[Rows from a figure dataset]
-- -- --

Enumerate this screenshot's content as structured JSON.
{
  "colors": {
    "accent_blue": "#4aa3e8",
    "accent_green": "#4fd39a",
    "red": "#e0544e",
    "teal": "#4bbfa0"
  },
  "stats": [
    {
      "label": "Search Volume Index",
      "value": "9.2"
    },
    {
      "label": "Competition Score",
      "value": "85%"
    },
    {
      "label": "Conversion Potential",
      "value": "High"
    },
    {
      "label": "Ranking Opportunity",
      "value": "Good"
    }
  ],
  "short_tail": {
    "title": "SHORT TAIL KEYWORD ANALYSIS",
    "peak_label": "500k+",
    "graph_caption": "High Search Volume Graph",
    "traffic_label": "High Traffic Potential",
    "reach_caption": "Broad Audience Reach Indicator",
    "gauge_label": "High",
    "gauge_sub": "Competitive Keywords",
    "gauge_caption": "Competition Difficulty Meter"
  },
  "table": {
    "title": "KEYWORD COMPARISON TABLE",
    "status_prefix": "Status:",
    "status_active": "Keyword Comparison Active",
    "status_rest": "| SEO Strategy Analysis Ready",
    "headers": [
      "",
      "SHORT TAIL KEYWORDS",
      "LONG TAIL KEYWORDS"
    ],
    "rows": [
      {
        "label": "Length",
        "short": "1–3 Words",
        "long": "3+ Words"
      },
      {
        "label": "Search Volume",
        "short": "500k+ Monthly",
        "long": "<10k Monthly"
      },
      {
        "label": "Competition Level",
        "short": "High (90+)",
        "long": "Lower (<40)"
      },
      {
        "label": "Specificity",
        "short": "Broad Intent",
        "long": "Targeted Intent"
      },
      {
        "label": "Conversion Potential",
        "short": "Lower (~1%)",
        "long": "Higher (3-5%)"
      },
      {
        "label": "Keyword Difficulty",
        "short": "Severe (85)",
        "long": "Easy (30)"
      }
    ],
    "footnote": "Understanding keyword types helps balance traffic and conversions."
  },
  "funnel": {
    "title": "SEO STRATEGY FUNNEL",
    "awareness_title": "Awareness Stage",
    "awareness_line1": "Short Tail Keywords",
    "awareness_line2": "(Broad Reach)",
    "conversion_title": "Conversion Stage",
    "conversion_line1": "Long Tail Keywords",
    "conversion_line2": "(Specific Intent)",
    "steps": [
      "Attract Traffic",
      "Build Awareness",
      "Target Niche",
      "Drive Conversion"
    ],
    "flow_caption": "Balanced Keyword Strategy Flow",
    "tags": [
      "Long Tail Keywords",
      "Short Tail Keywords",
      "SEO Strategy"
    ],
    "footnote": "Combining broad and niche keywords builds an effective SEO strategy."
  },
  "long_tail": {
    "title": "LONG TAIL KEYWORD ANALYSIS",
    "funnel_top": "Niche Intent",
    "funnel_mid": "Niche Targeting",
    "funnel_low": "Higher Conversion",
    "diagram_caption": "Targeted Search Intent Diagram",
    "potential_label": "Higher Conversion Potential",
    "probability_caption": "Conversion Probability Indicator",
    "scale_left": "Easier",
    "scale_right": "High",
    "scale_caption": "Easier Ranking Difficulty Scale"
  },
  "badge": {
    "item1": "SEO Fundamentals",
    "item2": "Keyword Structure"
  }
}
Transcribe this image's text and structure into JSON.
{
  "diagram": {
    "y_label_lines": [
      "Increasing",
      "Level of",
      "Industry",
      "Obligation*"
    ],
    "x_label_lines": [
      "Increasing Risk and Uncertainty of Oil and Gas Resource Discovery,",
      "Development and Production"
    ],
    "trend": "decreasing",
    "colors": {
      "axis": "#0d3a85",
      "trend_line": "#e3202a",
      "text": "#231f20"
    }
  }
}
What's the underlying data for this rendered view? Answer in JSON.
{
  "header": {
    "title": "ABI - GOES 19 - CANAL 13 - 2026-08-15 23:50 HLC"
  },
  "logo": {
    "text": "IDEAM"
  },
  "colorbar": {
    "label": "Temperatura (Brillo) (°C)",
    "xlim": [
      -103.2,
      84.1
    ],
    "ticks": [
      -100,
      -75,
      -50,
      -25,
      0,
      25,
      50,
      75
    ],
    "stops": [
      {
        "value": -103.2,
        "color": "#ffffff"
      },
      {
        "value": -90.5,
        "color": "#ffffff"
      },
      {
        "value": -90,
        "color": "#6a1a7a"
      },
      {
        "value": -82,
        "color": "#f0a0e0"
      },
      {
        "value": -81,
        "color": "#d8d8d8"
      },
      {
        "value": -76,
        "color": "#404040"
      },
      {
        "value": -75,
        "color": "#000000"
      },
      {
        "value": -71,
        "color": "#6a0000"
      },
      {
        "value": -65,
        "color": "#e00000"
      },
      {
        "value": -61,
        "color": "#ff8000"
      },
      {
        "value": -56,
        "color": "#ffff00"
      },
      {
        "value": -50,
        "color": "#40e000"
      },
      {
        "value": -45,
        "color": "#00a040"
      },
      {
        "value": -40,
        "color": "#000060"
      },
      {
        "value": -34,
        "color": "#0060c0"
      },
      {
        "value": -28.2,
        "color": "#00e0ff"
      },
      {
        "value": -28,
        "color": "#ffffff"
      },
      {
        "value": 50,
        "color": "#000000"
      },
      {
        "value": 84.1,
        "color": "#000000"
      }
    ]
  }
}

-- -- --

SHORT PROBLEM: Every line above should be printed again exactly as it stands.

TASK RESULT:
Enumerate this screenshot's content as structured JSON.
{
  "colors": {
    "accent_blue": "#4aa3e8",
    "accent_green": "#4fd39a",
    "red": "#e0544e",
    "teal": "#4bbfa0"
  },
  "stats": [
    {
      "label": "Search Volume Index",
      "value": "9.2"
    },
    {
      "label": "Competition Score",
      "value": "85%"
    },
    {
      "label": "Conversion Potential",
      "value": "High"
    },
    {
      "label": "Ranking Opportunity",
      "value": "Good"
    }
  ],
  "short_tail": {
    "title": "SHORT TAIL KEYWORD ANALYSIS",
    "peak_label": "500k+",
    "graph_caption": "High Search Volume Graph",
    "traffic_label": "High Traffic Potential",
    "reach_caption": "Broad Audience Reach Indicator",
    "gauge_label": "High",
    "gauge_sub": "Competitive Keywords",
    "gauge_caption": "Competition Difficulty Meter"
  },
  "table": {
    "title": "KEYWORD COMPARISON TABLE",
    "status_prefix": "Status:",
    "status_active": "Keyword Comparison Active",
    "status_rest": "| SEO Strategy Analysis Ready",
    "headers": [
      "",
      "SHORT TAIL KEYWORDS",
      "LONG TAIL KEYWORDS"
    ],
    "rows": [
      {
        "label": "Length",
        "short": "1–3 Words",
        "long": "3+ Words"
      },
      {
        "label": "Search Volume",
        "short": "500k+ Monthly",
        "long": "<10k Monthly"
      },
      {
        "label": "Competition Level",
        "short": "High (90+)",
        "long": "Lower (<40)"
      },
      {
        "label": "Specificity",
        "short": "Broad Intent",
        "long": "Targeted Intent"
      },
      {
        "label": "Conversion Potential",
        "short": "Lower (~1%)",
        "long": "Higher (3-5%)"
      },
      {
        "label": "Keyword Difficulty",
        "short": "Severe (85)",
        "long": "Easy (30)"
      }
    ],
    "footnote": "Understanding keyword types helps balance traffic and conversions."
  },
  "funnel": {
    "title": "SEO STRATEGY FUNNEL",
    "awareness_title": "Awareness Stage",
    "awareness_line1": "Short Tail Keywords",
    "awareness_line2": "(Broad Reach)",
    "conversion_title": "Conversion Stage",
    "conversion_line1": "Long Tail Keywords",
    "conversion_line2": "(Specific Intent)",
    "steps": [
      "Attract Traffic",
      "Build Awareness",
      "Target Niche",
      "Drive Conversion"
    ],
    "flow_caption": "Balanced Keyword Strategy Flow",
    "tags": [
      "Long Tail Keywords",
      "Short Tail Keywords",
      "SEO Strategy"
    ],
    "footnote": "Combining broad and niche keywords builds an effective SEO strategy."
  },
  "long_tail": {
    "title": "LONG TAIL KEYWORD ANALYSIS",
    "funnel_top": "Niche Intent",
    "funnel_mid": "Niche Targeting",
    "funnel_low": "Higher Conversion",
    "diagram_caption": "Targeted Search Intent Diagram",
    "potential_label": "Higher Conversion Potential",
    "probability_caption": "Conversion Probability Indicator",
    "scale_left": "Easier",
    "scale_right": "High",
    "scale_caption": "Easier Ranking Difficulty Scale"
  },
  "badge": {
    "item1": "SEO Fundamentals",
    "item2": "Keyword Structure"
  }
}
Transcribe this image's text and structure into JSON.
{
  "diagram": {
    "y_label_lines": [
      "Increasing",
      "Level of",
      "Industry",
      "Obligation*"
    ],
    "x_label_lines": [
      "Increasing Risk and Uncertainty of Oil and Gas Resource Discovery,",
      "Development and Production"
    ],
    "trend": "decreasing",
    "colors": {
      "axis": "#0d3a85",
      "trend_line": "#e3202a",
      "text": "#231f20"
    }
  }
}
What's the underlying data for this rendered view? Answer in JSON.
{
  "header": {
    "title": "ABI - GOES 19 - CANAL 13 - 2026-08-15 23:50 HLC"
  },
  "logo": {
    "text": "IDEAM"
  },
  "colorbar": {
    "label": "Temperatura (Brillo) (°C)",
    "xlim": [
      -103.2,
      84.1
    ],
    "ticks": [
      -100,
      -75,
      -50,
      -25,
      0,
      25,
      50,
      75
    ],
    "stops": [
      {
        "value": -103.2,
        "color": "#ffffff"
      },
      {
        "value": -90.5,
        "color": "#ffffff"
      },
      {
        "value": -90,
        "color": "#6a1a7a"
      },
      {
        "value": -82,
        "color": "#f0a0e0"
      },
      {
        "value": -81,
        "color": "#d8d8d8"
      },
      {
        "value": -76,
        "color": "#404040"
      },
      {
        "value": -75,
        "color": "#000000"
      },
      {
        "value": -71,
        "color": "#6a0000"
      },
      {
        "value": -65,
        "color": "#e00000"
      },
      {
        "value": -61,
        "color": "#ff8000"
      },
      {
        "value": -56,
        "color": "#ffff00"
      },
      {
        "value": -50,
        "color": "#40e000"
      },
      {
        "value": -45,
        "color": "#00a040"
      },
      {
        "value": -40,
        "color": "#000060"
      },
      {
        "value": -34,
        "color": "#0060c0"
      },
      {
        "value": -28.2,
        "color": "#00e0ff"
      },
      {
        "value": -28,
        "color": "#ffffff"
      },
      {
        "value": 50,
        "color": "#000000"
      },
      {
        "value": 84.1,
        "color": "#000000"
      }
    ]
  }
}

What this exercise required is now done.